▼

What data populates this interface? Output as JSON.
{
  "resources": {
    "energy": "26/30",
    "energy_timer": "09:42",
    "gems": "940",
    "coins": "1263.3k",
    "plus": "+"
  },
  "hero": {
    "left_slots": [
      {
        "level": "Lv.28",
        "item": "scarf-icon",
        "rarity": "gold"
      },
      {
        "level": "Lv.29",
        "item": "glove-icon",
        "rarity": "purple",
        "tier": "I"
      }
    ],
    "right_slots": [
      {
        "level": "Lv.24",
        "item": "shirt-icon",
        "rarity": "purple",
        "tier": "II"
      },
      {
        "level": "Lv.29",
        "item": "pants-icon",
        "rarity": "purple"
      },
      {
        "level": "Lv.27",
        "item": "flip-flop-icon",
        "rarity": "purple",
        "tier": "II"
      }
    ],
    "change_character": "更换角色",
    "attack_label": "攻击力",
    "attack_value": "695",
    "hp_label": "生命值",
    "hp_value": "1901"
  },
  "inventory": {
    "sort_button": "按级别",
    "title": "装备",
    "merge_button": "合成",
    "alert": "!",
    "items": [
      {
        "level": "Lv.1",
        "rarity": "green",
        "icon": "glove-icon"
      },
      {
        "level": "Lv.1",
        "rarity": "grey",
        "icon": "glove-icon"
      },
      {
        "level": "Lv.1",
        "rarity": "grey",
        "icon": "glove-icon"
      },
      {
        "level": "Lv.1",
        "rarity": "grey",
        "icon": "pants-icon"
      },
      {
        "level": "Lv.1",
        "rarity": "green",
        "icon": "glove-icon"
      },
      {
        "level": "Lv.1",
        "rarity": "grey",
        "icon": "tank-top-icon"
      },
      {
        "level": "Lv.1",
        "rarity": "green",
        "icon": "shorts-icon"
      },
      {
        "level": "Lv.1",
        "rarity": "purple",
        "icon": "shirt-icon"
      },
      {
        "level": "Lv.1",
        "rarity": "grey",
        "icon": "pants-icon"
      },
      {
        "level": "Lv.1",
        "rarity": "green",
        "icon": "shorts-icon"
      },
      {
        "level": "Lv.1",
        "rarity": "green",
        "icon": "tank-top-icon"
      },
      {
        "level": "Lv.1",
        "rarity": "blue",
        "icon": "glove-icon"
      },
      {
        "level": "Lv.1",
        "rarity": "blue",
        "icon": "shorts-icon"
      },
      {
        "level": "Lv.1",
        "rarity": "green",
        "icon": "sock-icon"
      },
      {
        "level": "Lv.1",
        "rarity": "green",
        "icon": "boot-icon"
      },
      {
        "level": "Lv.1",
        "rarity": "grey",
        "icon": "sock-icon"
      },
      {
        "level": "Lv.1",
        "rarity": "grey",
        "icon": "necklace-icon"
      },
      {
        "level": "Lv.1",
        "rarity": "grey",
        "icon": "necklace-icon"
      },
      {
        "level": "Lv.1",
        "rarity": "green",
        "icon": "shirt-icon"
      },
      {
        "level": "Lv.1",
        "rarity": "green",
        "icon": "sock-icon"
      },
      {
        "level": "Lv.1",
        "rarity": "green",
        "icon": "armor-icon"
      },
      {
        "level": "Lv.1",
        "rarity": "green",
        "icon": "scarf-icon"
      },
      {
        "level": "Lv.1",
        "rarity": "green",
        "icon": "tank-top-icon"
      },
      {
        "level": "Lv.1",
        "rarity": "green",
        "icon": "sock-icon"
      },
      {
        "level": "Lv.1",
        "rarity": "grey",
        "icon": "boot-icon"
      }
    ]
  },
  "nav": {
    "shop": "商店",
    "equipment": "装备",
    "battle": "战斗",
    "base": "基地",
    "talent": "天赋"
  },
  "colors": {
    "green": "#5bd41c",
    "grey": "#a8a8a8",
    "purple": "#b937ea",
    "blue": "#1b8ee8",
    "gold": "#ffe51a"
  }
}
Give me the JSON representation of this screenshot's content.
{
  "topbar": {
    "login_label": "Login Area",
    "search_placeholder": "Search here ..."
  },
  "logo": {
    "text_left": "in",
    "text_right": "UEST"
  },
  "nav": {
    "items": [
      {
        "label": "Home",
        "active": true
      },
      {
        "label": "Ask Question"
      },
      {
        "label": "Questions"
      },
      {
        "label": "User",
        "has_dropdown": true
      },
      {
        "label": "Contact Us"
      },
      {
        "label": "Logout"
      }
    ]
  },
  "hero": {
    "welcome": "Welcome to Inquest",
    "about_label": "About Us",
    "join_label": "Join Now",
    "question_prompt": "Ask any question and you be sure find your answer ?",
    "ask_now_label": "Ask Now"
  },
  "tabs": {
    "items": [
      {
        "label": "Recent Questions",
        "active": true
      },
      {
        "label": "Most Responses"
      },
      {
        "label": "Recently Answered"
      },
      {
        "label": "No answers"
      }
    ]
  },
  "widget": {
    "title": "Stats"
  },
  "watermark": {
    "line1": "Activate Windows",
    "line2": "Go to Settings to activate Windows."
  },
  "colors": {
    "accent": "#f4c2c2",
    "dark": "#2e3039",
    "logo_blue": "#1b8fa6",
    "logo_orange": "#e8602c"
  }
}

▲

TASK GOAL>
Set down the listing in full, keeping every word exactly as it is.

ANSWER TO THIS EXERCISE>
What data populates this interface? Output as JSON.
{
  "resources": {
    "energy": "26/30",
    "energy_timer": "09:42",
    "gems": "940",
    "coins": "1263.3k",
    "plus": "+"
  },
  "hero": {
    "left_slots": [
      {
        "level": "Lv.28",
        "item": "scarf-icon",
        "rarity": "gold"
      },
      {
        "level": "Lv.29",
        "item": "glove-icon",
        "rarity": "purple",
        "tier": "I"
      }
    ],
    "right_slots": [
      {
        "level": "Lv.24",
        "item": "shirt-icon",
        "rarity": "purple",
        "tier": "II"
      },
      {
        "level": "Lv.29",
        "item": "pants-icon",
        "rarity": "purple"
      },
      {
        "level": "Lv.27",
        "item": "flip-flop-icon",
        "rarity": "purple",
        "tier": "II"
      }
    ],
    "change_character": "更换角色",
    "attack_label": "攻击力",
    "attack_value": "695",
    "hp_label": "生命值",
    "hp_value": "1901"
  },
  "inventory": {
    "sort_button": "按级别",
    "title": "装备",
    "merge_button": "合成",
    "alert": "!",
    "items": [
      {
        "level": "Lv.1",
        "rarity": "green",
        "icon": "glove-icon"
      },
      {
        "level": "Lv.1",
        "rarity": "grey",
        "icon": "glove-icon"
      },
      {
        "level": "Lv.1",
        "rarity": "grey",
        "icon": "glove-icon"
      },
      {
        "level": "Lv.1",
        "rarity": "grey",
        "icon": "pants-icon"
      },
      {
        "level": "Lv.1",
        "rarity": "green",
        "icon": "glove-icon"
      },
      {
        "level": "Lv.1",
        "rarity": "grey",
        "icon": "tank-top-icon"
      },
      {
        "level": "Lv.1",
        "rarity": "green",
        "icon": "shorts-icon"
      },
      {
        "level": "Lv.1",
        "rarity": "purple",
        "icon": "shirt-icon"
      },
      {
        "level": "Lv.1",
        "rarity": "grey",
        "icon": "pants-icon"
      },
      {
        "level": "Lv.1",
        "rarity": "green",
        "icon": "shorts-icon"
      },
      {
        "level": "Lv.1",
        "rarity": "green",
        "icon": "tank-top-icon"
      },
      {
        "level": "Lv.1",
        "rarity": "blue",
        "icon": "glove-icon"
      },
      {
        "level": "Lv.1",
        "rarity": "blue",
        "icon": "shorts-icon"
      },
      {
        "level": "Lv.1",
        "rarity": "green",
        "icon": "sock-icon"
      },
      {
        "level": "Lv.1",
        "rarity": "green",
        "icon": "boot-icon"
      },
      {
        "level": "Lv.1",
        "rarity": "grey",
        "icon": "sock-icon"
      },
      {
        "level": "Lv.1",
        "rarity": "grey",
        "icon": "necklace-icon"
      },
      {
        "level": "Lv.1",
        "rarity": "grey",
        "icon": "necklace-icon"
      },
      {
        "level": "Lv.1",
        "rarity": "green",
        "icon": "shirt-icon"
      },
      {
        "level": "Lv.1",
        "rarity": "green",
        "icon": "sock-icon"
      },
      {
        "level": "Lv.1",
        "rarity": "green",
        "icon": "armor-icon"
      },
      {
        "level": "Lv.1",
        "rarity": "green",
        "icon": "scarf-icon"
      },
      {
        "level": "Lv.1",
        "rarity": "green",
        "icon": "tank-top-icon"
      },
      {
        "level": "Lv.1",
        "rarity": "green",
        "icon": "sock-icon"
      },
      {
        "level": "Lv.1",
        "rarity": "grey",
        "icon": "boot-icon"
      }
    ]
  },
  "nav": {
    "shop": "商店",
    "equipment": "装备",
    "battle": "战斗",
    "base": "基地",
    "talent": "天赋"
  },
  "colors": {
    "green": "#5bd41c",
    "grey": "#a8a8a8",
    "purple": "#b937ea",
    "blue": "#1b8ee8",
    "gold": "#ffe51a"
  }
}
Give me the JSON representation of this screenshot's content.
{
  "topbar": {
    "login_label": "Login Area",
    "search_placeholder": "Search here ..."
  },
  "logo": {
    "text_left": "in",
    "text_right": "UEST"
  },
  "nav": {
    "items": [
      {
        "label": "Home",
        "active": true
      },
      {
        "label": "Ask Question"
      },
      {
        "label": "Questions"
      },
      {
        "label": "User",
        "has_dropdown": true
      },
      {
        "label": "Contact Us"
      },
      {
        "label": "Logout"
      }
    ]
  },
  "hero": {
    "welcome": "Welcome to Inquest",
    "about_label": "About Us",
    "join_label": "Join Now",
    "question_prompt": "Ask any question and you be sure find your answer ?",
    "ask_now_label": "Ask Now"
  },
  "tabs": {
    "items": [
      {
        "label": "Recent Questions",
        "active": true
      },
      {
        "label": "Most Responses"
      },
      {
        "label": "Recently Answered"
      },
      {
        "label": "No answers"
      }
    ]
  },
  "widget": {
    "title": "Stats"
  },
  "watermark": {
    "line1": "Activate Windows",
    "line2": "Go to Settings to activate Windows."
  },
  "colors": {
    "accent": "#f4c2c2",
    "dark": "#2e3039",
    "logo_blue": "#1b8fa6",
    "logo_orange": "#e8602c"
  }
}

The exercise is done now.